Exercise directions → Could you transcribe the material below exactly, without leaving out a single line?

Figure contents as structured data
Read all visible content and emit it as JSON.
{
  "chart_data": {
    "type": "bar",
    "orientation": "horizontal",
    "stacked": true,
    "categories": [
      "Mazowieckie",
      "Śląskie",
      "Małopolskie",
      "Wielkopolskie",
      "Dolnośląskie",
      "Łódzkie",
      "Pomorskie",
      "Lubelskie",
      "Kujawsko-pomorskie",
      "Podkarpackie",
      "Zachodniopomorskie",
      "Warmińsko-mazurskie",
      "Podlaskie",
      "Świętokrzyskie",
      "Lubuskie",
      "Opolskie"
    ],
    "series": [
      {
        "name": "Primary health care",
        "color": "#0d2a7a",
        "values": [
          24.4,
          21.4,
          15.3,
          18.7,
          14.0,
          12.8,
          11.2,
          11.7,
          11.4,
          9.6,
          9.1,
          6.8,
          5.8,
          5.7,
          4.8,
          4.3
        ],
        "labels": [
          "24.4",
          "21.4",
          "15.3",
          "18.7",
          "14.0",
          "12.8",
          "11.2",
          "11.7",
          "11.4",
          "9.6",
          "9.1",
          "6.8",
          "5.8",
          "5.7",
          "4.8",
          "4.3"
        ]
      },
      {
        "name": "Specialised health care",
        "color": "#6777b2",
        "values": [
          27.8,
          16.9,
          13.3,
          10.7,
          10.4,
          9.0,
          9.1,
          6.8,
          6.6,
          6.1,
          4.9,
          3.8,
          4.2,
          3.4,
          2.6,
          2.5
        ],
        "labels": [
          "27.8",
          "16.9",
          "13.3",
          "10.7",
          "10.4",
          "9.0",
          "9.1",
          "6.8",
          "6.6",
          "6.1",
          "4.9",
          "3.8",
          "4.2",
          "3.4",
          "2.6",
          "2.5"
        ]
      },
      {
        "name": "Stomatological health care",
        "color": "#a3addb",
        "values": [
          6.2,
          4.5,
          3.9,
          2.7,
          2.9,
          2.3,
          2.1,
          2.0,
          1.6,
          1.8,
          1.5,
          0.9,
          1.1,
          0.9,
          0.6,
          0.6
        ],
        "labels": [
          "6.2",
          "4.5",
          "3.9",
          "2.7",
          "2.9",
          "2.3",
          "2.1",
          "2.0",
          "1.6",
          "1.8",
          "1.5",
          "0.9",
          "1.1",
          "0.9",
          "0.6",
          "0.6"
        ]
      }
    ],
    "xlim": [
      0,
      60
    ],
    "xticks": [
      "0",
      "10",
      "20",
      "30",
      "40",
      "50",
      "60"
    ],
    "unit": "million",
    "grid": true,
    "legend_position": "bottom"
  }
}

The output →
Read all visible content and emit it as JSON.
{
  "chart_data": {
    "type": "bar",
    "orientation": "horizontal",
    "stacked": true,
    "categories": [
      "Mazowieckie",
      "Śląskie",
      "Małopolskie",
      "Wielkopolskie",
      "Dolnośląskie",
      "Łódzkie",
      "Pomorskie",
      "Lubelskie",
      "Kujawsko-pomorskie",
      "Podkarpackie",
      "Zachodniopomorskie",
      "Warmińsko-mazurskie",
      "Podlaskie",
      "Świętokrzyskie",
      "Lubuskie",
      "Opolskie"
    ],
    "series": [
      {
        "name": "Primary health care",
        "color": "#0d2a7a",
        "values": [
          24.4,
          21.4,
          15.3,
          18.7,
          14.0,
          12.8,
          11.2,
          11.7,
          11.4,
          9.6,
          9.1,
          6.8,
          5.8,
          5.7,
          4.8,
          4.3
        ],
        "labels": [
          "24.4",
          "21.4",
          "15.3",
          "18.7",
          "14.0",
          "12.8",
          "11.2",
          "11.7",
          "11.4",
          "9.6",
          "9.1",
          "6.8",
          "5.8",
          "5.7",
          "4.8",
          "4.3"
        ]
      },
      {
        "name": "Specialised health care",
        "color": "#6777b2",
        "values": [
          27.8,
          16.9,
          13.3,
          10.7,
          10.4,
          9.0,
          9.1,
          6.8,
          6.6,
          6.1,
          4.9,
          3.8,
          4.2,
          3.4,
          2.6,
          2.5
        ],
        "labels": [
          "27.8",
          "16.9",
          "13.3",
          "10.7",
          "10.4",
          "9.0",
          "9.1",
          "6.8",
          "6.6",
          "6.1",
          "4.9",
          "3.8",
          "4.2",
          "3.4",
          "2.6",
          "2.5"
        ]
      },
      {
        "name": "Stomatological health care",
        "color": "#a3addb",
        "values": [
          6.2,
          4.5,
          3.9,
          2.7,
          2.9,
          2.3,
          2.1,
          2.0,
          1.6,
          1.8,
          1.5,
          0.9,
          1.1,
          0.9,
          0.6,
          0.6
        ],
        "labels": [
          "6.2",
          "4.5",
          "3.9",
          "2.7",
          "2.9",
          "2.3",
          "2.1",
          "2.0",
          "1.6",
          "1.8",
          "1.5",
          "0.9",
          "1.1",
          "0.9",
          "0.6",
          "0.6"
        ]
      }
    ],
    "xlim": [
      0,
      60
    ],
    "xticks": [
      "0",
      "10",
      "20",
      "30",
      "40",
      "50",
      "60"
    ],
    "unit": "million",
    "grid": true,
    "legend_position": "bottom"
  }
}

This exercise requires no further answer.